» **Do this**
Return the lines where the word "continuous" occurs.
>> Begin Extracted records
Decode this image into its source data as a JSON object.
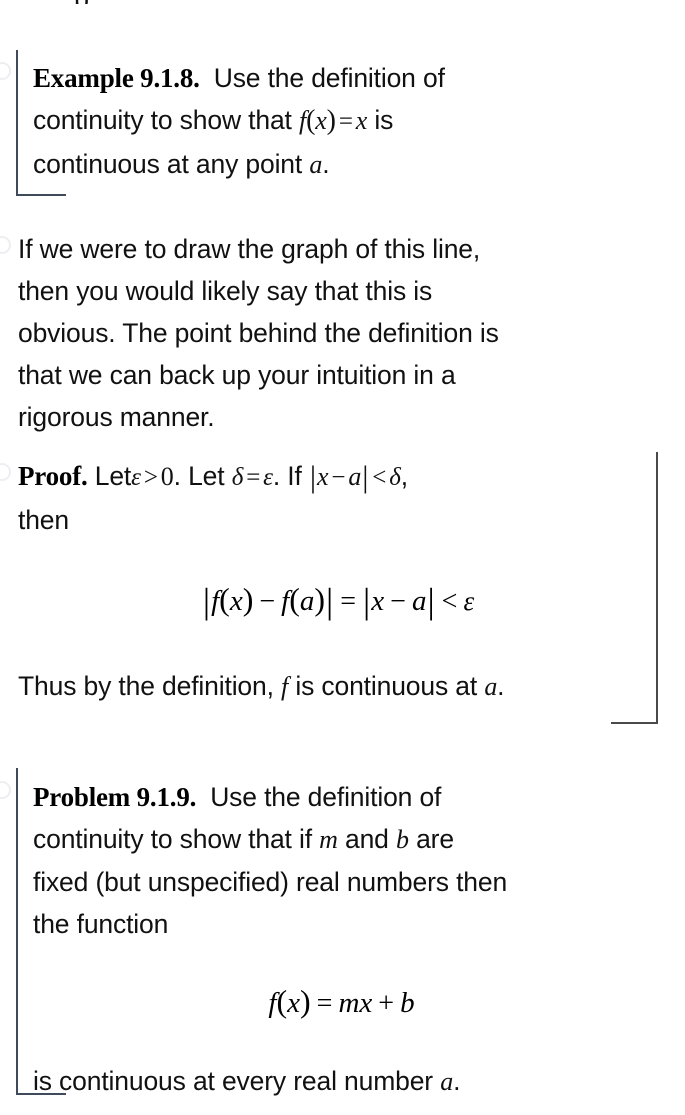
{
  "document": {
    "clipped_top_fragment": "p",
    "body_text_color": "#111111",
    "rule_color": "#3f4a5a",
    "proof_rule_color": "#4a4a4a"
  },
  "example_block": {
    "label": "Example 9.1.8.",
    "line1_tail": "Use the definition of",
    "line2_pre": "continuity to show that",
    "line2_math": "f(x) = x",
    "line2_post": "is",
    "line3_pre": "continuous at any point",
    "line3_math": "a",
    "line3_post": ".",
    "math_tokens": {
      "f": "f",
      "lparen": "(",
      "x": "x",
      "rparen": ")",
      "equals": "=",
      "x2": "x",
      "a": "a"
    }
  },
  "intuition_paragraph": {
    "line1": "If we were to draw the graph of this line,",
    "line2": "then you would likely say that this is",
    "line3": "obvious. The point behind the definition is",
    "line4": "that we can back up your intuition in a",
    "line5": "rigorous manner."
  },
  "proof_block": {
    "label": "Proof.",
    "intro_1": "Let",
    "epsilon": "ε",
    "gt": ">",
    "zero": "0",
    "intro_2": ". Let",
    "delta": "δ",
    "eq": "=",
    "epsilon_2": "ε",
    "intro_3": ". If",
    "abs_open": "|",
    "x": "x",
    "minus": "−",
    "a": "a",
    "abs_close": "|",
    "lt": "<",
    "delta_2": "δ",
    "intro_4": ",",
    "then_word": "then",
    "display_equation": {
      "f": "f",
      "lparen": "(",
      "x": "x",
      "rparen": ")",
      "minus": "−",
      "f2": "f",
      "lparen2": "(",
      "a": "a",
      "rparen2": ")",
      "equals": "=",
      "x2": "x",
      "minus2": "−",
      "a2": "a",
      "lt": "<",
      "epsilon": "ε",
      "bar": "|",
      "plain": "|f(x) − f(a)| = |x − a| < ε"
    },
    "conclusion_pre": "Thus by the definition,",
    "conclusion_math": "f",
    "conclusion_post": "is continuous at",
    "conclusion_math2": "a",
    "conclusion_end": "."
  },
  "problem_block": {
    "label": "Problem 9.1.9.",
    "line1_tail": "Use the definition of",
    "line2_pre": "continuity to show that if",
    "line2_math_m": "m",
    "line2_mid": "and",
    "line2_math_b": "b",
    "line2_post": "are",
    "line3": "fixed (but unspecified) real numbers then",
    "line4": "the function",
    "display_equation": {
      "f": "f",
      "lparen": "(",
      "x": "x",
      "rparen": ")",
      "equals": "=",
      "m": "m",
      "x2": "x",
      "plus": "+",
      "b": "b",
      "plain": "f(x) = mx + b"
    },
    "closing_pre": "is continuous at every real number",
    "closing_math": "a",
    "closing_post": "."
  }
}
>> End Extracted records
» **In response**
    "line3_pre": "continuous at any point",
    "conclusion_post": "is continuous at",
    "closing_pre": "is continuous at every real number",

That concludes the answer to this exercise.